■ CONSIGNE 1
Citez tous les facteurs psychosociaux énumérés dans l'extrait de page sur les troubles musculosquelettiques.
■ CONSIGNE 2
Poursuivez l'extrait de page sur les troubles musculosquelettiques à la suite de sa dernière phrase.

■ EXTRAIT DE PAGE
((

Typiquement, un écran installé trop haut par rapport aux yeux avec un mauvais éclairage ou le port de charges dans le froid augmente les risques de troubles musculosquelettiques. 

Nous prenons également en compte les contraintes liées aux rythmes de travail - travail posté, de nuit – et les facteurs psychosociaux : pression des échéances, manque d’autonomie dans l’organisation du travail, absence de soutien de l’équipe…. 

Enfin, nous ne négligeons pas les facteurs personnels de TMS, qui sont plus fréquents chez les seniors, les femmes et les personnes à l’état de santé fragile.  

L'évolution du travail, comme le télétravail et la digitalisation, impacte-t-elle sur les TMS ?

))

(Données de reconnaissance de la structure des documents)
((

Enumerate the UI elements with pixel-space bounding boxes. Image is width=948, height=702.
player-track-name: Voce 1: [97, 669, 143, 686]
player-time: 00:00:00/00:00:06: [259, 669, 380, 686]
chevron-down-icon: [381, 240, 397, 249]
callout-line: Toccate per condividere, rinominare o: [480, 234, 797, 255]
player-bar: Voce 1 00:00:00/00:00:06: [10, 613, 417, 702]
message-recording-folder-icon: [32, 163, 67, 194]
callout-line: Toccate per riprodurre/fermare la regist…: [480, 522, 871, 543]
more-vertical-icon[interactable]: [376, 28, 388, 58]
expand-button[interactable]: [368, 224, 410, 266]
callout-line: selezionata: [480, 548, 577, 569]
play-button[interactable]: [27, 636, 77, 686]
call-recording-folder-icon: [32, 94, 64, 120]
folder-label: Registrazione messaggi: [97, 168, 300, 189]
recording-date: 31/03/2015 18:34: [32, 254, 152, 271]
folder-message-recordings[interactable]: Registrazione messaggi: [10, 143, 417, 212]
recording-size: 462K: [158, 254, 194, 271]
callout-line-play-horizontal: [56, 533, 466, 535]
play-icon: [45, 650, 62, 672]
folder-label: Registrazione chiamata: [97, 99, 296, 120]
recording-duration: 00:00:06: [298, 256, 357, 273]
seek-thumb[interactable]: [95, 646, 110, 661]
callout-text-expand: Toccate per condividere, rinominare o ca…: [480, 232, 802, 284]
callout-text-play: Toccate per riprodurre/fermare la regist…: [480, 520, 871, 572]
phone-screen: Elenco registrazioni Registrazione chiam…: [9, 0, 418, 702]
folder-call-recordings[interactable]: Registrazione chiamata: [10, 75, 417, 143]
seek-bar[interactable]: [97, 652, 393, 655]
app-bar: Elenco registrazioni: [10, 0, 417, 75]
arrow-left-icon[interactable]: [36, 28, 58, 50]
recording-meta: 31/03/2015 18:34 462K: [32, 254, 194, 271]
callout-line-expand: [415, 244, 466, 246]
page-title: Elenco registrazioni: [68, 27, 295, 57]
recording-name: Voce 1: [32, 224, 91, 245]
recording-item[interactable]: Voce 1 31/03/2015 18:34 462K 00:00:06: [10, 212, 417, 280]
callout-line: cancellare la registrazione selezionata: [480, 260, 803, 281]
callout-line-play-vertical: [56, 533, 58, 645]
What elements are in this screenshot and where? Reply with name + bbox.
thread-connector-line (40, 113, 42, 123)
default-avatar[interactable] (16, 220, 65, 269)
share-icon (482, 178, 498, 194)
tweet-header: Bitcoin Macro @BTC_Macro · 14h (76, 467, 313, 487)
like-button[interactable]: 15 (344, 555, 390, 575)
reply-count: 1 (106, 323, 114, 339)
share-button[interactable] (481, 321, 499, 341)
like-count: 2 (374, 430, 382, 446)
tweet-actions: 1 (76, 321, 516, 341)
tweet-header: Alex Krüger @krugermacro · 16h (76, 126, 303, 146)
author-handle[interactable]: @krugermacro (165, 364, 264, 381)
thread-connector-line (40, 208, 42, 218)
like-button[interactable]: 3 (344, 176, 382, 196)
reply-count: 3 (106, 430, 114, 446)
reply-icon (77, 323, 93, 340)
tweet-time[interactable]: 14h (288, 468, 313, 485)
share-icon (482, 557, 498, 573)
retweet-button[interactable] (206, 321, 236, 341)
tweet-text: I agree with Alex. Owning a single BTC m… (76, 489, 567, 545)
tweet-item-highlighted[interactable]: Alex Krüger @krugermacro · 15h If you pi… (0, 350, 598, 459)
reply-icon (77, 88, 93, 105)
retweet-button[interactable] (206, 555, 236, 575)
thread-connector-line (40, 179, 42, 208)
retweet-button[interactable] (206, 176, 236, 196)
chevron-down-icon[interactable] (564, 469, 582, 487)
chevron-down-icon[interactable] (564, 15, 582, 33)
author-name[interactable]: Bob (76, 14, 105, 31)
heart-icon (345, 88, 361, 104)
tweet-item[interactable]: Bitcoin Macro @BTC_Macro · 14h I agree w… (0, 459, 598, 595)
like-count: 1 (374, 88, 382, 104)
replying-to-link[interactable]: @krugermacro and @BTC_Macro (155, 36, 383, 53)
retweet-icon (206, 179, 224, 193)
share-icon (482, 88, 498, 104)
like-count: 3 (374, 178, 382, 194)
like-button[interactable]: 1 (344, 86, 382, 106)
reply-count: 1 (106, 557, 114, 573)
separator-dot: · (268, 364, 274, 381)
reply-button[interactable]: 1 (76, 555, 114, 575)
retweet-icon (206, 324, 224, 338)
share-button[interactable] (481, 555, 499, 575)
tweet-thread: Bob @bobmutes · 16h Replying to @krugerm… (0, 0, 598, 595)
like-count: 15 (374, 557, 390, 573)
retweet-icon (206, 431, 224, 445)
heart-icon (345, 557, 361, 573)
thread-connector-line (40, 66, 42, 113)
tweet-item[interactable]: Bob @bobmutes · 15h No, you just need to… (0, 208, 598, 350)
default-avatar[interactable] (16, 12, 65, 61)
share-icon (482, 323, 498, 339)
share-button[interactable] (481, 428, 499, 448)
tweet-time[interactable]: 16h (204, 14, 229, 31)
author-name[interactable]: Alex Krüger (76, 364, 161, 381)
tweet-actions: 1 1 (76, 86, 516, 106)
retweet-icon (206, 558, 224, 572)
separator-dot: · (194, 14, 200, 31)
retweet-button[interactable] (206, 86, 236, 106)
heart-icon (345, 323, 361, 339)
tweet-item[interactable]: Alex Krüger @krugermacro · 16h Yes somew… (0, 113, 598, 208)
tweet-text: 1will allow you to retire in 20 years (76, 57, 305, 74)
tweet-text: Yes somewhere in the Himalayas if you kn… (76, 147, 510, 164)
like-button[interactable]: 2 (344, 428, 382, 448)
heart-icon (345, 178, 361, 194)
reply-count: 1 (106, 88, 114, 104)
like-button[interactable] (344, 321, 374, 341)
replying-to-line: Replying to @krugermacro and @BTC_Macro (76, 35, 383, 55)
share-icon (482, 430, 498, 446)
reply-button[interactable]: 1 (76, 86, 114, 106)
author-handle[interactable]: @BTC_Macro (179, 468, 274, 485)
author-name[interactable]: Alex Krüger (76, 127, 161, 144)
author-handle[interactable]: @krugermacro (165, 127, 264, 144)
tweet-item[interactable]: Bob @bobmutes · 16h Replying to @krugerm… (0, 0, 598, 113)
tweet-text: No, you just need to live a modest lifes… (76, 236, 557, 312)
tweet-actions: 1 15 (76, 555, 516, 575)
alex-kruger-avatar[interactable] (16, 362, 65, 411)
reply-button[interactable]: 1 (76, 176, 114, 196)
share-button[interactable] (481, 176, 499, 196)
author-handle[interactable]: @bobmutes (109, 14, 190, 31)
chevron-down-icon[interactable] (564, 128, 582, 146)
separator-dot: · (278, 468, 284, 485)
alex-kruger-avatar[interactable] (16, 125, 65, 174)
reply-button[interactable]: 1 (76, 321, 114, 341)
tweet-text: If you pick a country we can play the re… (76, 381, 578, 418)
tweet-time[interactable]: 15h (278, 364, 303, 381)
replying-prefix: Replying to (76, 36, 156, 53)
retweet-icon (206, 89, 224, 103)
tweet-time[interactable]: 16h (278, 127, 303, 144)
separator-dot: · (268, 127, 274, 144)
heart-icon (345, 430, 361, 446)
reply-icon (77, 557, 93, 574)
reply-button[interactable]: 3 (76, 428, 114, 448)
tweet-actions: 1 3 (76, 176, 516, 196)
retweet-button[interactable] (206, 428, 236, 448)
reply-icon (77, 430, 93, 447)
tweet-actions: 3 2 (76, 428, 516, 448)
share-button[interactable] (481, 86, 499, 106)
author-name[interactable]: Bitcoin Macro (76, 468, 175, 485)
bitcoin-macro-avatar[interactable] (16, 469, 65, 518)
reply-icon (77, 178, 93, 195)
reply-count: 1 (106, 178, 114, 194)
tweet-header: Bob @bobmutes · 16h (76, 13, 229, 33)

))

■ RÉPONSE RÉDIGÉE 1
- pression des échéances
- manque d'autonomie dans l'organisation du travail
- absence de soutien de l'équipe

■ RÉPONSE RÉDIGÉE 2
Amandine Carette : Si le télétravail présente certains avantages comme la réduction des déplacements et l’amélioration de l’équilibre vie professionnelle – vie personnelle, il peut en revanche être responsable de TMS mais aussi de sédentarité voire d’isolement social. Notamment si les conditions de travail sont défavorables : poste peu ergonomique, manque d’équipement, désorganisation, surcharge de travail… 

En effet, le travail sur ordinateur implique l’adoption de postures contraignantes et prolongée du dos et cou mais aussi un risque de fatigue visuelle du fait de l’usage intensif des écrans. 

Aussi, il est donc important de rappeler que quel que soit le lieu de travail, il est essentiel de fournir à ses salariés le matériel adapté (mobilier à hauteur variable, écran déporté, clavier, souris…) et de leur transmettre les recommandations ergonomiques d’installation au poste de travail. En parallèle, il convient de veiller à ce que l’organisation du travail permette la prise de pauses régulières et la déconnexion.

Comment les salariés peuvent-ils reconnaître les troubles musculosquelettiques au plus tôt ?

Amandine Carette : Les premiers signes sont souvent discrets : une gêne fonctionnelle, une douleur en fin de journée, une maladresse inhabituelle, une raideur de l'avant-bras, une sensibilité modifiée de la main, des tensions cervicales.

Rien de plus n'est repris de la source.